# [Exercise goal]
Check each line of the entries below for the string "space" and state how many lines have it, with no other text.

::::::::

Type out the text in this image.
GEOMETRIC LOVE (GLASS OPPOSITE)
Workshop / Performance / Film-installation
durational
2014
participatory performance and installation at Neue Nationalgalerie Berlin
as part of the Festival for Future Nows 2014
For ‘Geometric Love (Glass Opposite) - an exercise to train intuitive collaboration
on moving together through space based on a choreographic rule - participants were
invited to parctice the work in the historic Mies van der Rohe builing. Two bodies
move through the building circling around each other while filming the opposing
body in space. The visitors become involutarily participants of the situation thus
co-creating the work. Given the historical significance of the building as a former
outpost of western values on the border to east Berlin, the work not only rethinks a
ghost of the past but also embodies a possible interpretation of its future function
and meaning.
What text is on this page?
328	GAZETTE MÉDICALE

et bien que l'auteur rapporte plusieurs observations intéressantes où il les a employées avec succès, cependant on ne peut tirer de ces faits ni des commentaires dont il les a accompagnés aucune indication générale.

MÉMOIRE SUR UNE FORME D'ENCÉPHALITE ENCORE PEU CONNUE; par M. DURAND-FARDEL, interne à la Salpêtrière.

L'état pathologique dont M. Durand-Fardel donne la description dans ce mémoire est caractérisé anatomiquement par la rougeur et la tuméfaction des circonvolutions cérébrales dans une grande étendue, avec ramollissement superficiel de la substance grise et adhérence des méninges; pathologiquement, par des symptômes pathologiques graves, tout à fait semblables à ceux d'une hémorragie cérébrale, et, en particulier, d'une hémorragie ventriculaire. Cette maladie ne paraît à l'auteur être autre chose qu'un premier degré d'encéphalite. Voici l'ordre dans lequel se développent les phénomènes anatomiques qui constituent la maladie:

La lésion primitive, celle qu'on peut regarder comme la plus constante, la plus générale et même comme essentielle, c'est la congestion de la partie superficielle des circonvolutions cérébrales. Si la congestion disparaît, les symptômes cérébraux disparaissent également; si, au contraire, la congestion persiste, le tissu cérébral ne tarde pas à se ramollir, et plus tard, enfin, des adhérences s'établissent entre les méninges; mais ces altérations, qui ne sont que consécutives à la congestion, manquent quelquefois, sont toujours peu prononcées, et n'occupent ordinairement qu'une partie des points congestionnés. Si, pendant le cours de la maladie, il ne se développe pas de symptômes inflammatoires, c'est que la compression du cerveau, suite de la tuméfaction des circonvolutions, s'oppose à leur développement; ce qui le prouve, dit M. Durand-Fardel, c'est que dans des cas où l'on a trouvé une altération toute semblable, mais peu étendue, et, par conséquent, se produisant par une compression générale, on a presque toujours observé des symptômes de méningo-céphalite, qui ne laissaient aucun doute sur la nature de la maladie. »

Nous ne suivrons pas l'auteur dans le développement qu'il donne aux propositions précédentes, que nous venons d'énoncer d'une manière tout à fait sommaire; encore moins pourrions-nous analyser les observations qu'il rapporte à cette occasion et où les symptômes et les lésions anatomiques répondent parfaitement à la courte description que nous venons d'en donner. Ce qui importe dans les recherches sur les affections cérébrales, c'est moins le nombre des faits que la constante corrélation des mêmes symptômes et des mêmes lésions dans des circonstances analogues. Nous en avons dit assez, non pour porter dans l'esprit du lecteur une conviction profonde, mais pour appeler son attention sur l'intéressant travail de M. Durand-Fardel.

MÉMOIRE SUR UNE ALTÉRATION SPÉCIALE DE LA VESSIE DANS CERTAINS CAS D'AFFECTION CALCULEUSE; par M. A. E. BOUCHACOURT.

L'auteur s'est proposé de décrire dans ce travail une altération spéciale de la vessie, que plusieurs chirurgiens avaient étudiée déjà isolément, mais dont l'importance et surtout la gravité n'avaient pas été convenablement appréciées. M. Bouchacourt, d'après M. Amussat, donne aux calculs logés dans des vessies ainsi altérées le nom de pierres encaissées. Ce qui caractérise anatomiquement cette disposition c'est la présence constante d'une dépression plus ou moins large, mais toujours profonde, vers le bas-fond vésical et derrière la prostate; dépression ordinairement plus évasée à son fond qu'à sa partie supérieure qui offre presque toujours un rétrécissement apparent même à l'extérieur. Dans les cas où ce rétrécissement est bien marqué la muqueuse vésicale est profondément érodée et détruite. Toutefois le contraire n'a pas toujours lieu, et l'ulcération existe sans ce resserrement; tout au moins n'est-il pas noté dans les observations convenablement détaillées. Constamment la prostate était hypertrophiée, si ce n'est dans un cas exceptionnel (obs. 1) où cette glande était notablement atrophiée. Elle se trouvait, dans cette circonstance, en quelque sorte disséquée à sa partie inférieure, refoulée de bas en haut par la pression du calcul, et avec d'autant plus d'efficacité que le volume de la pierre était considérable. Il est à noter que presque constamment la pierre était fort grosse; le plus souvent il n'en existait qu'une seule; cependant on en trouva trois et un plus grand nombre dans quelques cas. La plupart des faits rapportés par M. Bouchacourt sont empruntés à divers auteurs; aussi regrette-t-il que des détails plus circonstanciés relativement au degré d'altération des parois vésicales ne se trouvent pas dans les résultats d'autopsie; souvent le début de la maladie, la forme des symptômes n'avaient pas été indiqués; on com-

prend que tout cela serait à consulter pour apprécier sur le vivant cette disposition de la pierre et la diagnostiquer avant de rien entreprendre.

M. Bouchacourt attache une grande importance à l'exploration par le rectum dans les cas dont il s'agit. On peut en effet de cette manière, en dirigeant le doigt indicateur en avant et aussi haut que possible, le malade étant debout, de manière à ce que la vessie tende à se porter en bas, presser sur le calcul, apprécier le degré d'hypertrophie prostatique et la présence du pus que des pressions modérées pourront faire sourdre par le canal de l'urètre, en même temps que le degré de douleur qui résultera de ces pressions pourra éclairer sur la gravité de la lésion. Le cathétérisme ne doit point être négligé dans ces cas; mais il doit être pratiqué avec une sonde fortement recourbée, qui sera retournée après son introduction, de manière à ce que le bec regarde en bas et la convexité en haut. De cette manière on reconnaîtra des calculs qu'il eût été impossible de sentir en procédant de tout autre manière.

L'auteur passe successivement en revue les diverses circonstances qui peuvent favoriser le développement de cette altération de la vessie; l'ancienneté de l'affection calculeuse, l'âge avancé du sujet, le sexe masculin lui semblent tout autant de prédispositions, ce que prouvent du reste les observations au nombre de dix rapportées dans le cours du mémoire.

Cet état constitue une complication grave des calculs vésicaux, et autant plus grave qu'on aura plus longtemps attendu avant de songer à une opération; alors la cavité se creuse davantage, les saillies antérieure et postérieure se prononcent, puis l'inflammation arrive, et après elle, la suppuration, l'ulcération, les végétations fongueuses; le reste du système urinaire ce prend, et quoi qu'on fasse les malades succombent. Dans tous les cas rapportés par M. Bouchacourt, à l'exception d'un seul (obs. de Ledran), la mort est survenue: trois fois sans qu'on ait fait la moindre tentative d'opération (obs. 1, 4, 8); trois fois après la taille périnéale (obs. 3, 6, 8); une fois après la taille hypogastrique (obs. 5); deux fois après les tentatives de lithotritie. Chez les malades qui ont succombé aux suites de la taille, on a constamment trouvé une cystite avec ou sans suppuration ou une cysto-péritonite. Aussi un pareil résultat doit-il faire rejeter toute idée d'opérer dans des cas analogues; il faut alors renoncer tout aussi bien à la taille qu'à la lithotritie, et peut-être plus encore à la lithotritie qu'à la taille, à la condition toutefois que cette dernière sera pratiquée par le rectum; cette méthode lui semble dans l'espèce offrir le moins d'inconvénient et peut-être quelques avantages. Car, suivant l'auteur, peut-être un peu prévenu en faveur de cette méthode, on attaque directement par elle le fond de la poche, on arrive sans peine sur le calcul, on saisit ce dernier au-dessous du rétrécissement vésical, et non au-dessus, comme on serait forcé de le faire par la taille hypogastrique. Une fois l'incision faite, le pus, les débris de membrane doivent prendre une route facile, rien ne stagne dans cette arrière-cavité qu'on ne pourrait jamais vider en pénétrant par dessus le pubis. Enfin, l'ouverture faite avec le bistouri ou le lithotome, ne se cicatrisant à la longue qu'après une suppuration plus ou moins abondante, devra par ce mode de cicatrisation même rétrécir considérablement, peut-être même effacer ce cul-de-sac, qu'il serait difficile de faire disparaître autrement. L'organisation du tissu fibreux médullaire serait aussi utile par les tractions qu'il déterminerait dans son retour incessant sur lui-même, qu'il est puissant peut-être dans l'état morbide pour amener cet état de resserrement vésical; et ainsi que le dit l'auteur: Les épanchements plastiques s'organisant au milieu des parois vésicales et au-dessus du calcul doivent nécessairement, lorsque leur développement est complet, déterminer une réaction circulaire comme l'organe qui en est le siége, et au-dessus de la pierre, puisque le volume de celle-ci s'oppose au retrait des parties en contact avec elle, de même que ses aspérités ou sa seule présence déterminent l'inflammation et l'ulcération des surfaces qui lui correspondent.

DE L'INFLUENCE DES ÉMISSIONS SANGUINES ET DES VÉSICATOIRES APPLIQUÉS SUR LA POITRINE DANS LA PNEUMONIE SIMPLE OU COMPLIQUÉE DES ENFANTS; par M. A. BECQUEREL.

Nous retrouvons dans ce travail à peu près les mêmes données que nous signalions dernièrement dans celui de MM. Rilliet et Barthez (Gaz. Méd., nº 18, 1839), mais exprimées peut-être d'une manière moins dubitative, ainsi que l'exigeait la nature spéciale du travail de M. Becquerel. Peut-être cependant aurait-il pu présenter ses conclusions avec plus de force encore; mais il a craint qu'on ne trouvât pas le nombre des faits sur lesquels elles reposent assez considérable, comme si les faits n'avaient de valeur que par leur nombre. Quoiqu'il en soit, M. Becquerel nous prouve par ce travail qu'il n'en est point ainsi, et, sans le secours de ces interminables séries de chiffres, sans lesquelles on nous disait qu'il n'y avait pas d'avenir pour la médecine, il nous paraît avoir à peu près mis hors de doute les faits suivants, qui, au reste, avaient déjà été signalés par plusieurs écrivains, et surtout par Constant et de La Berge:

::::::::

# [Correct result]
2